Task instructions: Only a number is required: how many lines of the material contain the word "nBEACH"?

[Records from a collection]
--- START ---

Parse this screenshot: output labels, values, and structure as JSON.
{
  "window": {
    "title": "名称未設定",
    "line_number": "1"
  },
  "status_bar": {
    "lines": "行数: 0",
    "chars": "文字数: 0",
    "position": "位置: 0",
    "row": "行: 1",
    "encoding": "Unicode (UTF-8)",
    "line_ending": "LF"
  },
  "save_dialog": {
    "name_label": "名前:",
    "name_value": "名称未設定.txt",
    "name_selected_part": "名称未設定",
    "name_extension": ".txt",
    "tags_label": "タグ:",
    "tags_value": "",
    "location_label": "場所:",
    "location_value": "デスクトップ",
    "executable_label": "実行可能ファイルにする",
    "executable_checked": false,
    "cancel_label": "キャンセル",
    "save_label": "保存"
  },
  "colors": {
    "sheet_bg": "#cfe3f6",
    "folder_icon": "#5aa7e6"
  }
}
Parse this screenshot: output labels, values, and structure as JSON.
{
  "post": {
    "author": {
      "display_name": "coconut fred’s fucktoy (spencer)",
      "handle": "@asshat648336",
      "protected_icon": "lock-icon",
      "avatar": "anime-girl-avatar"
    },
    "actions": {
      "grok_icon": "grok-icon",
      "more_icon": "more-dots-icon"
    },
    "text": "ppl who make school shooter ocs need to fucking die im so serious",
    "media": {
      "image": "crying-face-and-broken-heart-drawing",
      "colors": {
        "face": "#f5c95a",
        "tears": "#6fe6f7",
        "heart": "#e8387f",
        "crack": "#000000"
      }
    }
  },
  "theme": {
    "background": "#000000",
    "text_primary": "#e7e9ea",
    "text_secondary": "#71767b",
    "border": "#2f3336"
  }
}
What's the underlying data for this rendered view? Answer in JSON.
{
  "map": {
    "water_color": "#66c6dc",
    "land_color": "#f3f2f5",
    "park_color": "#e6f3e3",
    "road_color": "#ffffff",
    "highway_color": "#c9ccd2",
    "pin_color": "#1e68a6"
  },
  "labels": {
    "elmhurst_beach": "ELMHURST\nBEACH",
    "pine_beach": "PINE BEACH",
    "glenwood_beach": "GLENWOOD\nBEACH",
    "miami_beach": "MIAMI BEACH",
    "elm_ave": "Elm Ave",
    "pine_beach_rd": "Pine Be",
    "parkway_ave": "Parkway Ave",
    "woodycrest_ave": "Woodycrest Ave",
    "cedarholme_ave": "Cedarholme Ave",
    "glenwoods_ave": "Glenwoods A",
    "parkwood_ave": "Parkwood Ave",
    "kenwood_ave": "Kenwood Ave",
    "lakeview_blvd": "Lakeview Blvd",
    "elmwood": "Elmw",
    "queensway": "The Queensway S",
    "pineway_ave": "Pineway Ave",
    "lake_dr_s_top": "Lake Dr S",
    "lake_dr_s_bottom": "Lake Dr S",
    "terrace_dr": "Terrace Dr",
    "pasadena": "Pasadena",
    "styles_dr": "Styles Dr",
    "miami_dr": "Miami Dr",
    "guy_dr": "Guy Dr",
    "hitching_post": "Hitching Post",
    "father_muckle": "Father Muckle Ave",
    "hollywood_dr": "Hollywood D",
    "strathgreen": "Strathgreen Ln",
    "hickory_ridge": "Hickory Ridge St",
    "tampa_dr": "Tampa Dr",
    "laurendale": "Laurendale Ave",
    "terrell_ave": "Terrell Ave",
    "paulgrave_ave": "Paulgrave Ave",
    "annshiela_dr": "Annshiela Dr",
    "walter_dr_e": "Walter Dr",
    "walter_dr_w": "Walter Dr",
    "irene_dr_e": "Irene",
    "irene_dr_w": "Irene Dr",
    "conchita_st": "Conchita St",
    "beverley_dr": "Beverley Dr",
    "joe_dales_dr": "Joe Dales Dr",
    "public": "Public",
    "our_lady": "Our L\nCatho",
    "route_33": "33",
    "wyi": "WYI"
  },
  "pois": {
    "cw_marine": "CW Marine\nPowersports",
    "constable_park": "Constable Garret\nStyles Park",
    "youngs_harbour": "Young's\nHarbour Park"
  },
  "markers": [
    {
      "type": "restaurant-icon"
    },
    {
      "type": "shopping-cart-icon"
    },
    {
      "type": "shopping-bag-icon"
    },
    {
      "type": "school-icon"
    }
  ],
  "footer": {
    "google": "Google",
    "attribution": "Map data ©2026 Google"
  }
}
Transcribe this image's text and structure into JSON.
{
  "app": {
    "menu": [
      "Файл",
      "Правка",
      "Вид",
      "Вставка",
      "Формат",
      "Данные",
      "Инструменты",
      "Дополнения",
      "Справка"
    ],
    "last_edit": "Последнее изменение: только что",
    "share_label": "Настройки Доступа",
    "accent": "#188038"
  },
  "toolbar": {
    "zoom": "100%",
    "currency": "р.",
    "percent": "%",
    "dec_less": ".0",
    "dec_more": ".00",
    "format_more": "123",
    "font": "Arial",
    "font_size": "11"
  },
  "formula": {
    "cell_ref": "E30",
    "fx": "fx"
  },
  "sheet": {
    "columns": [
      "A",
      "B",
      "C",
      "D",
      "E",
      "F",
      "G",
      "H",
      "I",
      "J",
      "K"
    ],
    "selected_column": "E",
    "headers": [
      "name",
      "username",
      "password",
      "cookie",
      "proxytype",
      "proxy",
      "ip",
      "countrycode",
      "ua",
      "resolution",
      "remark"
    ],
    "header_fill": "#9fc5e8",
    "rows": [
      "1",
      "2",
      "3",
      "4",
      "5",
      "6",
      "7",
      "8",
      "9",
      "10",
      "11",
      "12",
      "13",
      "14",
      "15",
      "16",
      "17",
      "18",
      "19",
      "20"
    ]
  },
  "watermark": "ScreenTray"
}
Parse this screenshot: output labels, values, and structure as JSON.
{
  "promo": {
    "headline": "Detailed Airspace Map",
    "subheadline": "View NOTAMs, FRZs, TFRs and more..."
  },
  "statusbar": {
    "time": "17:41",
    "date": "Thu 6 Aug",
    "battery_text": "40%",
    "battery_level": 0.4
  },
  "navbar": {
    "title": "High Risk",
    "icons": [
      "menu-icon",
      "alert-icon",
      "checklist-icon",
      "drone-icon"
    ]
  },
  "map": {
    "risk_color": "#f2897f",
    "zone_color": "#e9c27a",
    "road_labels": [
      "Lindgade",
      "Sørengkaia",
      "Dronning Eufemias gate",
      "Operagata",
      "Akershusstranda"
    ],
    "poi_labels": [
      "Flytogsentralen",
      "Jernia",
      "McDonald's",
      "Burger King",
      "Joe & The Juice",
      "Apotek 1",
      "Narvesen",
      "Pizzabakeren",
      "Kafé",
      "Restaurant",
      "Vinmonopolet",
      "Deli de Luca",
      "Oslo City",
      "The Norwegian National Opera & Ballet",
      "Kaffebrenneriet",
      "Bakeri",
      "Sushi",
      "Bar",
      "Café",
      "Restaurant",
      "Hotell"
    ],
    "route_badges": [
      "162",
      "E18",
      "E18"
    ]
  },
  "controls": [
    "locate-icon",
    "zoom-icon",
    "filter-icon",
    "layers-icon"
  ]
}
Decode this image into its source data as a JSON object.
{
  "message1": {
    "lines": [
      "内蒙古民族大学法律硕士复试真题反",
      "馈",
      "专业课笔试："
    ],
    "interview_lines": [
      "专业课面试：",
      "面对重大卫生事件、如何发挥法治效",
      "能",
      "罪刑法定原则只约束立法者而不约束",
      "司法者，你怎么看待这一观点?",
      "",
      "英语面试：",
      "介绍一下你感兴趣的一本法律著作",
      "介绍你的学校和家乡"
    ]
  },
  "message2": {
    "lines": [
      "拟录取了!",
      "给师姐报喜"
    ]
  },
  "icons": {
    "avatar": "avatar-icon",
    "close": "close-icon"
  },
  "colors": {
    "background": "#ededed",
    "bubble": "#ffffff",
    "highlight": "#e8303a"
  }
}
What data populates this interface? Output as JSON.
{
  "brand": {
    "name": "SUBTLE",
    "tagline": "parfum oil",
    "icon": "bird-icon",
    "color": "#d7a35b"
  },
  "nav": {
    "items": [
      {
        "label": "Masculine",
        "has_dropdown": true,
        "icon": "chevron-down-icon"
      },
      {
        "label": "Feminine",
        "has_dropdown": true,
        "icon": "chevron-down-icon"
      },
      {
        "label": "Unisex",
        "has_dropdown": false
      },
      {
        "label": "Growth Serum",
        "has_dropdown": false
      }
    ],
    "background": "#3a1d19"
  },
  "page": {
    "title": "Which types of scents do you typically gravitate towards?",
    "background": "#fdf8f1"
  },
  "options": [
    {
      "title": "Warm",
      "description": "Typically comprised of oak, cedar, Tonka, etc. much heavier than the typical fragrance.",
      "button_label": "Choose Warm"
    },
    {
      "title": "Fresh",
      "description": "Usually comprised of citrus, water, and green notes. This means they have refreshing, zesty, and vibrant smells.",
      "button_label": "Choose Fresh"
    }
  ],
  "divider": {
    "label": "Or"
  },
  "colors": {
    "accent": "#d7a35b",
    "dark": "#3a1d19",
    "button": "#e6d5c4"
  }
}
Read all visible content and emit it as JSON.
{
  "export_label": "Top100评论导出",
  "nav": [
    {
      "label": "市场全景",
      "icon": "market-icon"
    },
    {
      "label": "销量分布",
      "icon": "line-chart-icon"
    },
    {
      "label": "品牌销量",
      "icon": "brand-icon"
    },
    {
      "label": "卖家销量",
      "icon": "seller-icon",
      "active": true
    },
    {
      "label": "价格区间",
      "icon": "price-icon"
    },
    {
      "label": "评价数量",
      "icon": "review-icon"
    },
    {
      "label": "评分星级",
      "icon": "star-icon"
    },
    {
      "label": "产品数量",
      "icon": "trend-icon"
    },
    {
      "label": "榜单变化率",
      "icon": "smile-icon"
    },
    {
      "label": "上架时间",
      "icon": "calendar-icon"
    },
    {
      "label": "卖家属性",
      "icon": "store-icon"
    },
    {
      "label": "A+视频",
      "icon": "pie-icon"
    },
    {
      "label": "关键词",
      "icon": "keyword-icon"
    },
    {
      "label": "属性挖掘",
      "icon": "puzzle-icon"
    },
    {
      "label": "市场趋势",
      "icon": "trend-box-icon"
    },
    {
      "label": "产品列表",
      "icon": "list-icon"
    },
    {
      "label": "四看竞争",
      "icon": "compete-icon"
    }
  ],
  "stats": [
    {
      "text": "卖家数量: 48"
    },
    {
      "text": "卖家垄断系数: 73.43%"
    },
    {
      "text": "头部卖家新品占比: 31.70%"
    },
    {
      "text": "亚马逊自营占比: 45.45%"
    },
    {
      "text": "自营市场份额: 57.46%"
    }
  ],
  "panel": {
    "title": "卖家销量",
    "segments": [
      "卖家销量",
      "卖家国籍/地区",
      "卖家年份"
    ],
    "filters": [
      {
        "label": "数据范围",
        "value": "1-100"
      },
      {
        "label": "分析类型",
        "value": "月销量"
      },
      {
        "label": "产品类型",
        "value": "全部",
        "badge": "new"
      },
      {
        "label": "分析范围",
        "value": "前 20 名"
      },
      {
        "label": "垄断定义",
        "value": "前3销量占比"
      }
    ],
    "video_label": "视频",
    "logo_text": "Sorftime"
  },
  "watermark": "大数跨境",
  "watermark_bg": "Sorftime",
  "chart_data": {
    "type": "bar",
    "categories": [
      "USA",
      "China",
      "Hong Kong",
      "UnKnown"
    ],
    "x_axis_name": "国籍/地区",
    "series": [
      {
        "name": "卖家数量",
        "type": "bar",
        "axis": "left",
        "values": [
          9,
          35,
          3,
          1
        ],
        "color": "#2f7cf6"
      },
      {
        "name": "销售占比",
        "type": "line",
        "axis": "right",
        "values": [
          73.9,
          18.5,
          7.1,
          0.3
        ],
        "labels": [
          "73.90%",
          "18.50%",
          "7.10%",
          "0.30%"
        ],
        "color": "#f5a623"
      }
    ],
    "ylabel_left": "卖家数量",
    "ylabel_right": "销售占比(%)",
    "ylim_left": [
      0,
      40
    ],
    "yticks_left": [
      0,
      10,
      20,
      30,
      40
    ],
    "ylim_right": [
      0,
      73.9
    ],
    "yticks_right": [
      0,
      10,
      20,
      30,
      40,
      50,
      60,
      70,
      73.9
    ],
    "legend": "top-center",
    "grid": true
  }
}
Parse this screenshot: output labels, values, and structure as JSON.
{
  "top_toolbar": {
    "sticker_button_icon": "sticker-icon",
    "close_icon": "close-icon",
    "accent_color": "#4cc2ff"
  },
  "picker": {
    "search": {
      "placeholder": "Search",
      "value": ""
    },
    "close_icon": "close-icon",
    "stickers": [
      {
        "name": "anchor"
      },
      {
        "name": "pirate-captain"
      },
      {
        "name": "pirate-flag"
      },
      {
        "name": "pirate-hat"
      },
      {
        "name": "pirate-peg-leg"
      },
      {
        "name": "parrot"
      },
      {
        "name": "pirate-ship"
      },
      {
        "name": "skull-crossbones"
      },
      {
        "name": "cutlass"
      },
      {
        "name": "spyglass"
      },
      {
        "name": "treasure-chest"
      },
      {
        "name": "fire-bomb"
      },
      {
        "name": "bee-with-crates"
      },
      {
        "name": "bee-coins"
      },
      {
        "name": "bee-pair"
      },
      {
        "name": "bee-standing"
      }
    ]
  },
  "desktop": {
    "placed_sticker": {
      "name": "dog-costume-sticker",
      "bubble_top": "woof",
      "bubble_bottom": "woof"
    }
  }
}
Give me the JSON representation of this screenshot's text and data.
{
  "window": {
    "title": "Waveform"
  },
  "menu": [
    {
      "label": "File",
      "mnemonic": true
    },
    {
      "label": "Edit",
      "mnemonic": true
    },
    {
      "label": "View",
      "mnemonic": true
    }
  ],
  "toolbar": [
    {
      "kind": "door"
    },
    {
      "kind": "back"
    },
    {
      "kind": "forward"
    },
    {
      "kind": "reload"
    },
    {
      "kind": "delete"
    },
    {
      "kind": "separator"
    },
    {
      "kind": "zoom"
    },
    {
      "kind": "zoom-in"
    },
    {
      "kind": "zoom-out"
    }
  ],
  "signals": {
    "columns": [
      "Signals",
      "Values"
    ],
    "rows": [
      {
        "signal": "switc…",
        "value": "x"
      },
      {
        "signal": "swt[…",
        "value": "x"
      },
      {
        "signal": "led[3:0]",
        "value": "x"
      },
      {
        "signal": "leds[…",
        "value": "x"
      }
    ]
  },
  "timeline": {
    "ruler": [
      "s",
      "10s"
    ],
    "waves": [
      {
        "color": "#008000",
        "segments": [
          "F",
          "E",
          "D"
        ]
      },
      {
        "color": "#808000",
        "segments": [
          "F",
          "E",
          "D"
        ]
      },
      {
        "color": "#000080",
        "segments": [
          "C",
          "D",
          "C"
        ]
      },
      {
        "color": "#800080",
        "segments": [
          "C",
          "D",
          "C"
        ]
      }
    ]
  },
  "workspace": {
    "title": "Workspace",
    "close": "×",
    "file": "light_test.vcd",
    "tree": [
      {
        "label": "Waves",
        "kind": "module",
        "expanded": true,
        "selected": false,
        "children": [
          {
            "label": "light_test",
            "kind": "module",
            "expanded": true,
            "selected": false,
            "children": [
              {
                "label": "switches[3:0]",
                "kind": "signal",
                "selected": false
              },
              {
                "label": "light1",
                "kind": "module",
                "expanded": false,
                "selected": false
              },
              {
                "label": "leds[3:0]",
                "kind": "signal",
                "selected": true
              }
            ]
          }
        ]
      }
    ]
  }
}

--- END ---

Answer to the problem: 2